_Assignment_.
If a line of the data below holds the word "estimate", list it.

(Extracts from a graphics dataset)

□ □ □ □ □ □ □

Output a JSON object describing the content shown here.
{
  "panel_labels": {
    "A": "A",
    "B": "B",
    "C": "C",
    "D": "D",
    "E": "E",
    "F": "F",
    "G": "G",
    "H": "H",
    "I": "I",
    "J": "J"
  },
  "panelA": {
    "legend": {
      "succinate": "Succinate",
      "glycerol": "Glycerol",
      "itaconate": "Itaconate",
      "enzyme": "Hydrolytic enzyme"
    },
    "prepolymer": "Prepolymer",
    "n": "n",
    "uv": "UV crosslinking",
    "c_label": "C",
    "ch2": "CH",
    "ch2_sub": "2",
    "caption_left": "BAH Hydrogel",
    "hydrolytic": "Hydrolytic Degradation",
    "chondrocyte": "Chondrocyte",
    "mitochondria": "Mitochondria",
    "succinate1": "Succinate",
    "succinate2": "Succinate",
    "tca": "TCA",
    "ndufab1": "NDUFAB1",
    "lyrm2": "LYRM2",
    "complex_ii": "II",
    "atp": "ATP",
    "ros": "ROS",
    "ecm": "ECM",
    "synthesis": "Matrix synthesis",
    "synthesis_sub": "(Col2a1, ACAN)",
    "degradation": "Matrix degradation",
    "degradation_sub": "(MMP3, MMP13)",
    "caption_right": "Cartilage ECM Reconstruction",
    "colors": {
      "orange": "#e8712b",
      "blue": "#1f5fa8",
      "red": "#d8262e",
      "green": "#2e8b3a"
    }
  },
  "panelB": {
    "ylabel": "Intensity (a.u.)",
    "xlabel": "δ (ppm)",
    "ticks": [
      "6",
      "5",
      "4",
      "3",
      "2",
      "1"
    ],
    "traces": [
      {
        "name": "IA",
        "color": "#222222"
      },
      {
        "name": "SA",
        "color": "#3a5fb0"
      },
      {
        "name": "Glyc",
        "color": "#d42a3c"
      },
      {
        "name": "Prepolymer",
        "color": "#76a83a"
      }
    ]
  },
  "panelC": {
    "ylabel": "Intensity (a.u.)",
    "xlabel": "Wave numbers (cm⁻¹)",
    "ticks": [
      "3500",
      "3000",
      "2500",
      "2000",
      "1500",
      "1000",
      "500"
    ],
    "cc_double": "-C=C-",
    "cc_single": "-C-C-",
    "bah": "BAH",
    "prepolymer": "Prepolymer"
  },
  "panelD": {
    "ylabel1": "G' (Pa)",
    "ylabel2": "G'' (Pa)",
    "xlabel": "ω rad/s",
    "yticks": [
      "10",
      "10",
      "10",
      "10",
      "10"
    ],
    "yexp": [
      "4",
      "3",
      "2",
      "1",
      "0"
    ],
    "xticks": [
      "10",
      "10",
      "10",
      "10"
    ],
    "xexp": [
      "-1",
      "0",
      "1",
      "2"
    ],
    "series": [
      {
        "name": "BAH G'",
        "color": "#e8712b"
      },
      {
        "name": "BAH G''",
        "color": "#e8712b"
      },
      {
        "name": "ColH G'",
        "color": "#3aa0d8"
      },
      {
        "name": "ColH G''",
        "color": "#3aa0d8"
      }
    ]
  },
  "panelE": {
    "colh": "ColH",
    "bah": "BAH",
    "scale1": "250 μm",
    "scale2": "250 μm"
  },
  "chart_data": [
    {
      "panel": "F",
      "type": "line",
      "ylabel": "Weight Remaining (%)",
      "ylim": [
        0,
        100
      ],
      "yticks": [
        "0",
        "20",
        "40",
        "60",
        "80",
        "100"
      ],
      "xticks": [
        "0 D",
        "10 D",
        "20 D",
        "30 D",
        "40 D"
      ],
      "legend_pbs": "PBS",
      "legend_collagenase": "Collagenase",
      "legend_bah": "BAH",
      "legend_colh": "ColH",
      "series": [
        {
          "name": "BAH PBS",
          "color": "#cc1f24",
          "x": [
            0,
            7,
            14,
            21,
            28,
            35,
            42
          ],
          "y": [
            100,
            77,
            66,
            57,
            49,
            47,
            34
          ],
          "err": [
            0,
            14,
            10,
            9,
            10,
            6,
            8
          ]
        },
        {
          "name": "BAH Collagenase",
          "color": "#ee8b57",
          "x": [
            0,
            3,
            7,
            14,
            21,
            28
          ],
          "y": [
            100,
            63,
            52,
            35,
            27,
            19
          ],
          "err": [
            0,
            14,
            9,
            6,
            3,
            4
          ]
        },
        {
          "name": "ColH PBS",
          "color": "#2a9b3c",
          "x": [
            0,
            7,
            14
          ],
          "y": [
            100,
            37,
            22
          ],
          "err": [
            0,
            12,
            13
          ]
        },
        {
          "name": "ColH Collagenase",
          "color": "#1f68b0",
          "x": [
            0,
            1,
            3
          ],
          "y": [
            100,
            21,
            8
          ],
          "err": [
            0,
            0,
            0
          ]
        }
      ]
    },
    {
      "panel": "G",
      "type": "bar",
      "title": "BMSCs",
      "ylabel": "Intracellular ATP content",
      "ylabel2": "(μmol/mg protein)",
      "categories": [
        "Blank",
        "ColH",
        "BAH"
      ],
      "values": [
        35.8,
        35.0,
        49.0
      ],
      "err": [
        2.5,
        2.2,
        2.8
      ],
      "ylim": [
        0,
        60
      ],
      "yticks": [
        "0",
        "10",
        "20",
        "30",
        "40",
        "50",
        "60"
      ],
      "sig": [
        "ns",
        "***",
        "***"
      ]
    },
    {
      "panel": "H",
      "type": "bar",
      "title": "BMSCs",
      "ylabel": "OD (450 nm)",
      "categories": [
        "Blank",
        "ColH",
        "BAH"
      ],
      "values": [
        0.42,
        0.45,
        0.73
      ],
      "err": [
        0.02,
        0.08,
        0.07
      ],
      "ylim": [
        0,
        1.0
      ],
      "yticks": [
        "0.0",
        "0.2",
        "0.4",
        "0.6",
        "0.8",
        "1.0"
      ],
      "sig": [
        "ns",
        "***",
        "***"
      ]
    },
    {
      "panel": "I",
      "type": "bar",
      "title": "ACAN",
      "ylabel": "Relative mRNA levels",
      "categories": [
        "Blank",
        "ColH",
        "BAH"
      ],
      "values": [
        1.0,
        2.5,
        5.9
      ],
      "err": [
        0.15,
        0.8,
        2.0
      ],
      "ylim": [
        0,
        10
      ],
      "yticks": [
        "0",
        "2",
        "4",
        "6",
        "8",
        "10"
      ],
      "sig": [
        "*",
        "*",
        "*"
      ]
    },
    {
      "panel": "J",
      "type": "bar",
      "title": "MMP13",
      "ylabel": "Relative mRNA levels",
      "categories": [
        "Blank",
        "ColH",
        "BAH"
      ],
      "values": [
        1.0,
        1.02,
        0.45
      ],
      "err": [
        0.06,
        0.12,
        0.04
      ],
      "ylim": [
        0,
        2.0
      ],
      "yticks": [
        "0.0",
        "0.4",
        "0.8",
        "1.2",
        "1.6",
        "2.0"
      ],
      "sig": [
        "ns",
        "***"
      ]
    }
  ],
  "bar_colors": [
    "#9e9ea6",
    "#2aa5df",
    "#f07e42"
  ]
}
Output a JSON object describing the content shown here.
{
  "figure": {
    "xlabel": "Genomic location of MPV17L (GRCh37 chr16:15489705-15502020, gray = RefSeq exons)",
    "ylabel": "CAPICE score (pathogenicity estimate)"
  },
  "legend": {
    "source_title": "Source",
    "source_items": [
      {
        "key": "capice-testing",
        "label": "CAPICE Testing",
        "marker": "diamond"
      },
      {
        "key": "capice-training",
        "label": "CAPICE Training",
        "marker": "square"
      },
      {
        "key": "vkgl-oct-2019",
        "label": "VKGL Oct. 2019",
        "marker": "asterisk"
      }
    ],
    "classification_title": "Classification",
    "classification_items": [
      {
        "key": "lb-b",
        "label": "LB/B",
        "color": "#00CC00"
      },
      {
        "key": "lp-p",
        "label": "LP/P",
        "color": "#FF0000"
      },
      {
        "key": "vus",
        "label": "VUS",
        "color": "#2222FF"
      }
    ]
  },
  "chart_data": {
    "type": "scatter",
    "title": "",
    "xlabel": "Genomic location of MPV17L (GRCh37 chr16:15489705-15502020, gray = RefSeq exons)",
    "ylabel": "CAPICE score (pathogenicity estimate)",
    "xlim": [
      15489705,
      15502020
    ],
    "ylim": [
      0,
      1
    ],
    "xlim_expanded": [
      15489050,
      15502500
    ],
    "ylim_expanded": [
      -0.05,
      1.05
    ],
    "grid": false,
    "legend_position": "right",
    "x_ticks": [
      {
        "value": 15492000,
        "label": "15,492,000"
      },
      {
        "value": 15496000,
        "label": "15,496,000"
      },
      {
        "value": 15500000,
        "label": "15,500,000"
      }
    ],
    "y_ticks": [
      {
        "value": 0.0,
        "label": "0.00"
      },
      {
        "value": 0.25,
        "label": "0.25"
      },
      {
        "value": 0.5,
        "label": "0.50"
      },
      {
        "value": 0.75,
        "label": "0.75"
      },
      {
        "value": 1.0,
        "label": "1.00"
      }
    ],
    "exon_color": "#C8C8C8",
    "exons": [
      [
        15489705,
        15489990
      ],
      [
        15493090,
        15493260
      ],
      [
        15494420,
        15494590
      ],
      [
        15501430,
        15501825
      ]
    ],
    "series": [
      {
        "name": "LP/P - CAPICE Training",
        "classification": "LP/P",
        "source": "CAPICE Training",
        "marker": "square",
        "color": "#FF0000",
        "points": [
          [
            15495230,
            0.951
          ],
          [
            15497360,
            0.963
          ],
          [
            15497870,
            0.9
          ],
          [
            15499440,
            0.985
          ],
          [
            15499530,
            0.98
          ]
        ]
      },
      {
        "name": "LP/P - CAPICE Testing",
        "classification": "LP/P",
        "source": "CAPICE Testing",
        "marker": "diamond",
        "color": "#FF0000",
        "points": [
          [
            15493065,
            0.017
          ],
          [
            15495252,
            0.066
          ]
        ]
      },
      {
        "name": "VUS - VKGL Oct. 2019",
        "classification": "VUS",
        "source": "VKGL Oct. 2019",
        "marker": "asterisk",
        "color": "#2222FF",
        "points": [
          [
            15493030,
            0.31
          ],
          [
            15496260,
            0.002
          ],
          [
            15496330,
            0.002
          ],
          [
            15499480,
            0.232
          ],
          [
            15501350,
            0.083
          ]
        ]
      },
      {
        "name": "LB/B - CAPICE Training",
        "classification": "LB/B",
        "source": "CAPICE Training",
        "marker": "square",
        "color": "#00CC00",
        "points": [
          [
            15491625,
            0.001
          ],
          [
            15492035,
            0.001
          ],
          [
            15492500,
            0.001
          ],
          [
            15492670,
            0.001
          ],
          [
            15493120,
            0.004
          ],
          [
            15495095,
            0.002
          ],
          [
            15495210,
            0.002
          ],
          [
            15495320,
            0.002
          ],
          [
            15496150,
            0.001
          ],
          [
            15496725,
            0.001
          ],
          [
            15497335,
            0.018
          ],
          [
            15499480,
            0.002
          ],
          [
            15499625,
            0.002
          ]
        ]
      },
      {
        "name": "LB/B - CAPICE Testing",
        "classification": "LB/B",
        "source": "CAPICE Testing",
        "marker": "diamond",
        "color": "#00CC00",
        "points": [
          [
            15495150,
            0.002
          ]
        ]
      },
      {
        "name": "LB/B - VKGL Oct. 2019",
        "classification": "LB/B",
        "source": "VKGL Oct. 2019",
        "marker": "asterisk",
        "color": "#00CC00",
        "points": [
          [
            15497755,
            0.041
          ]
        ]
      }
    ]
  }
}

□ □ □ □ □ □ □

_Solution_.
    "ylabel": "CAPICE score (pathogenicity estimate)"
    "ylabel": "CAPICE score (pathogenicity estimate)",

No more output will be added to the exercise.